__Your instructions__
Look through the records below and collect all lines that hold the string "this".

__Material to process__

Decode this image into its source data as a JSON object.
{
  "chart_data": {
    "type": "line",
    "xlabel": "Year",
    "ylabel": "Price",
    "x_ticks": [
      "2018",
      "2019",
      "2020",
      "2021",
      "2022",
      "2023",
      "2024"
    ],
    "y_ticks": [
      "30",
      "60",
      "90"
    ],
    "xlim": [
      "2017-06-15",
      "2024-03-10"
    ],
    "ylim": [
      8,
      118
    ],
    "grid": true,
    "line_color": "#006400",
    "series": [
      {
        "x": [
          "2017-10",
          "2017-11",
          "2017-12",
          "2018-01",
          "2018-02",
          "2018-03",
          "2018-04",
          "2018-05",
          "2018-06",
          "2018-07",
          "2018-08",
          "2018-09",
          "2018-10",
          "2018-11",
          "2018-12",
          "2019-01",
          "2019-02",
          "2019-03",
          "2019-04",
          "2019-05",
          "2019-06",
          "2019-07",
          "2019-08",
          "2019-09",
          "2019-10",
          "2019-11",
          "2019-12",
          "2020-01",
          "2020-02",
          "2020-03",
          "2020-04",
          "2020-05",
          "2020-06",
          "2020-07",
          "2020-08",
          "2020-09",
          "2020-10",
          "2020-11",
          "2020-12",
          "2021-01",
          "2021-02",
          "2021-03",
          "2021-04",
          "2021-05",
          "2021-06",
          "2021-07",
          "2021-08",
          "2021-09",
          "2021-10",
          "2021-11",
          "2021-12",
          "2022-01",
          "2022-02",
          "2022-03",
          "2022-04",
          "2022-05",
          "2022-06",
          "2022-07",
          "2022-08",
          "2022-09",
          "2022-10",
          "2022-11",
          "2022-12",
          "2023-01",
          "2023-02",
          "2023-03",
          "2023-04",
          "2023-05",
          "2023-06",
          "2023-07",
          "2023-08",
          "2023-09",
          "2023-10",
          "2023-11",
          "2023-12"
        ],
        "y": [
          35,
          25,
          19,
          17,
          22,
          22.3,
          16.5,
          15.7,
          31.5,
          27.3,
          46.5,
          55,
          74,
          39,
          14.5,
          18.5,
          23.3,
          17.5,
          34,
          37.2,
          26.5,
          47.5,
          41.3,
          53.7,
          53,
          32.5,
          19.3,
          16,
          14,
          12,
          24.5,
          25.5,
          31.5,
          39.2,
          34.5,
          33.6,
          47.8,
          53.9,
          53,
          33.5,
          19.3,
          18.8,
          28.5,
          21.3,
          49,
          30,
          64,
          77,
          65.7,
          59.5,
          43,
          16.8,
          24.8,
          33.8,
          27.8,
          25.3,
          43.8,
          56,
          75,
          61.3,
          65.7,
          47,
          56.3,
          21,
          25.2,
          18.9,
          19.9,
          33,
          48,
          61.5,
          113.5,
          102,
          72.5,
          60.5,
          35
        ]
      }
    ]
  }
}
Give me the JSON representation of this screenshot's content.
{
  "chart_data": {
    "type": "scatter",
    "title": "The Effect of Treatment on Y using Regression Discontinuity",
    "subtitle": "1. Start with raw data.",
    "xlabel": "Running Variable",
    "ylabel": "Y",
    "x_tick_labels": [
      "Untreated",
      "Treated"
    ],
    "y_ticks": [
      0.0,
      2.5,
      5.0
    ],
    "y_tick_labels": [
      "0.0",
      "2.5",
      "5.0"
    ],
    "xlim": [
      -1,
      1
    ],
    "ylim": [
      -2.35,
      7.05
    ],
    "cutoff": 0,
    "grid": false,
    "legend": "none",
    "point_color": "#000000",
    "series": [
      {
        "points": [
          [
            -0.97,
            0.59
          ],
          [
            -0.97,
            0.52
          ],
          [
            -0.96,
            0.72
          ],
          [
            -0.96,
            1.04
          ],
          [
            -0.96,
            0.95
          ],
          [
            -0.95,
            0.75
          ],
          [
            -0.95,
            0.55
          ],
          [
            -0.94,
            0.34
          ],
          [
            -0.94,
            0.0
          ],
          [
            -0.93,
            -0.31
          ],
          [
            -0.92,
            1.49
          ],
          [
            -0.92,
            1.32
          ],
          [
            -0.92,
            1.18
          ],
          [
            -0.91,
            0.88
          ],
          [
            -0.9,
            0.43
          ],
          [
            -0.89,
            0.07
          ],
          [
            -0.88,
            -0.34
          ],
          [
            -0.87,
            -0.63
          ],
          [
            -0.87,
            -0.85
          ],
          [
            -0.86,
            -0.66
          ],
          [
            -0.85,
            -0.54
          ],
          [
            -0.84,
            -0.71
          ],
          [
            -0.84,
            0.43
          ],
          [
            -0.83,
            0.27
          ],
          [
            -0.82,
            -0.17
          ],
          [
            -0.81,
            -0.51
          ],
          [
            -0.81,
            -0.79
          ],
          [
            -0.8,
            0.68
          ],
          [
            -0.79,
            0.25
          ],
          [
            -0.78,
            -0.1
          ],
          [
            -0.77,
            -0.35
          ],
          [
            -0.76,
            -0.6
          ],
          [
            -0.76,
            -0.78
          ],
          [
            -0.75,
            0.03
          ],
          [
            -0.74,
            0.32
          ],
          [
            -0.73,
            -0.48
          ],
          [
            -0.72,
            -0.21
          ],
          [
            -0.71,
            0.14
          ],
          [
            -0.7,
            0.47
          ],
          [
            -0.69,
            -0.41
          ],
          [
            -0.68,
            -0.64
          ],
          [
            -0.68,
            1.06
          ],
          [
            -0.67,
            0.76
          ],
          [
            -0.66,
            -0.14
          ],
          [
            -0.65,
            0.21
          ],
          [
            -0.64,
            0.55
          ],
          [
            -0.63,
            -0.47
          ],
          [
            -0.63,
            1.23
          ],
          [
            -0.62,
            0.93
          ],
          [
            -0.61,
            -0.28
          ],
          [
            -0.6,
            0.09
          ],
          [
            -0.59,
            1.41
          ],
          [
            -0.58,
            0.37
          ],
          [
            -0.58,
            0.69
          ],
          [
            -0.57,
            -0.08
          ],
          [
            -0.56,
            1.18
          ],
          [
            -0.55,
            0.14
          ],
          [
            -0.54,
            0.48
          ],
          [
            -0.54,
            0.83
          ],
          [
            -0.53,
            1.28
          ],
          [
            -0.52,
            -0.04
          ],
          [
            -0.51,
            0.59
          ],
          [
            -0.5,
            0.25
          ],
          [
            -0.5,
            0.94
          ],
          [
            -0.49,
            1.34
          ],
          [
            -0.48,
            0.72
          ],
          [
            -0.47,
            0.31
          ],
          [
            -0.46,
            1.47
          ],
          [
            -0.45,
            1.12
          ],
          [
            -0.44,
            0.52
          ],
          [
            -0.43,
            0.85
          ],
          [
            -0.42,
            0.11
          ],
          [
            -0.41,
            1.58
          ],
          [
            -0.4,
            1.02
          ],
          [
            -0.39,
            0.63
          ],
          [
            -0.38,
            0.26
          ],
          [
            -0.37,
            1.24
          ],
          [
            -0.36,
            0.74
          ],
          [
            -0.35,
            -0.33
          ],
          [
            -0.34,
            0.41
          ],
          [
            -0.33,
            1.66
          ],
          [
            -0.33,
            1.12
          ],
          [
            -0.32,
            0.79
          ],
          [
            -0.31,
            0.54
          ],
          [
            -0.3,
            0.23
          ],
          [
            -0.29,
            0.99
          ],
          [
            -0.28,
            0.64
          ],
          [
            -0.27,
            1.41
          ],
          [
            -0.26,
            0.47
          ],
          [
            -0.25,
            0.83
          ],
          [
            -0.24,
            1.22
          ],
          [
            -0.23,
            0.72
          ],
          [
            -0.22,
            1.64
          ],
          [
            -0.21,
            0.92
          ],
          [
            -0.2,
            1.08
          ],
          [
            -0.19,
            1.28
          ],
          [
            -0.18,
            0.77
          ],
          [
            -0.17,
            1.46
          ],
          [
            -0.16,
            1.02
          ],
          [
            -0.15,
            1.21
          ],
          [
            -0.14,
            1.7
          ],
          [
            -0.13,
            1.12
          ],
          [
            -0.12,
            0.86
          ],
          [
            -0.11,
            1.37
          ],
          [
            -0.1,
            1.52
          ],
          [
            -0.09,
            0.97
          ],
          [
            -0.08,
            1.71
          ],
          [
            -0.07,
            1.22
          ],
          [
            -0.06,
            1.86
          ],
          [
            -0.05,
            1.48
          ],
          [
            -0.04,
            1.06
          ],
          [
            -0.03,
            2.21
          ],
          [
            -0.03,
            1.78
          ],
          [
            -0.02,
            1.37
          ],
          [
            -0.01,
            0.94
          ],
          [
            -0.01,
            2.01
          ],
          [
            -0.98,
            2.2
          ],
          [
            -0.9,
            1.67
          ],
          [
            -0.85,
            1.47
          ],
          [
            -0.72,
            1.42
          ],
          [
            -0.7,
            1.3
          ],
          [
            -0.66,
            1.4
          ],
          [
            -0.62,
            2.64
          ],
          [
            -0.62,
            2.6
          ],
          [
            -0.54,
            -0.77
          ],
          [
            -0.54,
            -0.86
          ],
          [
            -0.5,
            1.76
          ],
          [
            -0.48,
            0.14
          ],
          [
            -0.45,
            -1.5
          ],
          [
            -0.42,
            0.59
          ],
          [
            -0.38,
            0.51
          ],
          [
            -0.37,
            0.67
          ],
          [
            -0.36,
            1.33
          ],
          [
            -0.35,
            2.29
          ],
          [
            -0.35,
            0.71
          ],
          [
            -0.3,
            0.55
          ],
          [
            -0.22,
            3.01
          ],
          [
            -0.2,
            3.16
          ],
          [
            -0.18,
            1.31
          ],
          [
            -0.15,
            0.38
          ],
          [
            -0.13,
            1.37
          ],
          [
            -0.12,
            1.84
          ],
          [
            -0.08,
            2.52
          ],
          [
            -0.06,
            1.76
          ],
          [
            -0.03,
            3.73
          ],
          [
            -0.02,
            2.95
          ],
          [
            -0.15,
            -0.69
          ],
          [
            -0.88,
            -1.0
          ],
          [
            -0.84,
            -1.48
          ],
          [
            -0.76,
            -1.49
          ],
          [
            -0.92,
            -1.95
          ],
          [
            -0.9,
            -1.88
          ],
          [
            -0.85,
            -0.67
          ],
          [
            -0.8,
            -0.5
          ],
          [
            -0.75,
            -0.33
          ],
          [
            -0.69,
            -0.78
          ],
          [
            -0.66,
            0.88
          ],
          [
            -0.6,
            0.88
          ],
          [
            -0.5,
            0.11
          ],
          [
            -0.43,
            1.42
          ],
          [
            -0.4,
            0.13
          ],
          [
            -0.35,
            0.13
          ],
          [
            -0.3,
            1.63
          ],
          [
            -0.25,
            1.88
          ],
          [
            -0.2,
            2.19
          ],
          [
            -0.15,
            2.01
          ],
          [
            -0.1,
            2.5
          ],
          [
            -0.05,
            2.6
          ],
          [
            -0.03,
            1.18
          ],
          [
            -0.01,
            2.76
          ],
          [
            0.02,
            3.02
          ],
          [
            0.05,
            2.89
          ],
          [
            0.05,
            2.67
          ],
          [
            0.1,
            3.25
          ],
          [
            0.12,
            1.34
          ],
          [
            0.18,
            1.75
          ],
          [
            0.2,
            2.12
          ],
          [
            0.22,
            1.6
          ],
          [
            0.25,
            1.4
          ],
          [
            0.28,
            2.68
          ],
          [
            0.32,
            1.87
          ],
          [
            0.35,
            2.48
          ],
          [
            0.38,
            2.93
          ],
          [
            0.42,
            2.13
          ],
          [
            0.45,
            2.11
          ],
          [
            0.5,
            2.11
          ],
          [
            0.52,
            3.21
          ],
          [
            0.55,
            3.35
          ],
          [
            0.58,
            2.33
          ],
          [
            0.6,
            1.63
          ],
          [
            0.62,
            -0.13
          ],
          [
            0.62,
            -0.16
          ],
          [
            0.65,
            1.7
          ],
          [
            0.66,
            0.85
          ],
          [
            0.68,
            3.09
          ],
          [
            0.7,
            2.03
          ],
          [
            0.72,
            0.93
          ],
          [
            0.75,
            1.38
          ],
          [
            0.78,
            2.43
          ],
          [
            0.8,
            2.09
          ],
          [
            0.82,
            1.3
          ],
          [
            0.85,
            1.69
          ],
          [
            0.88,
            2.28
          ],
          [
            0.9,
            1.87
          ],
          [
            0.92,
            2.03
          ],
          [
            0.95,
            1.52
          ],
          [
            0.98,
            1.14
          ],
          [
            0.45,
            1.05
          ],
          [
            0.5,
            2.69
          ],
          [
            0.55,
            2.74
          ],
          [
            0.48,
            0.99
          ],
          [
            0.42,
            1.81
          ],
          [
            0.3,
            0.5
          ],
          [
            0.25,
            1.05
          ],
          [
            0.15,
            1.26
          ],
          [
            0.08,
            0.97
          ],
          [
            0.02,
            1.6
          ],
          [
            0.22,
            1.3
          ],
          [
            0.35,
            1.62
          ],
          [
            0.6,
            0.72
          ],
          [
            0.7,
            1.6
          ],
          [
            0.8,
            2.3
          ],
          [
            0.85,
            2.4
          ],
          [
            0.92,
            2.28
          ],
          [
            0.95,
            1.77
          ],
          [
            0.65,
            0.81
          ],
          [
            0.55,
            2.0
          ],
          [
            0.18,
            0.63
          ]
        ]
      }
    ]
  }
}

__Expected answer__
Decode this image into its source data as a JSON object.
Give me the JSON representation of this screenshot's content.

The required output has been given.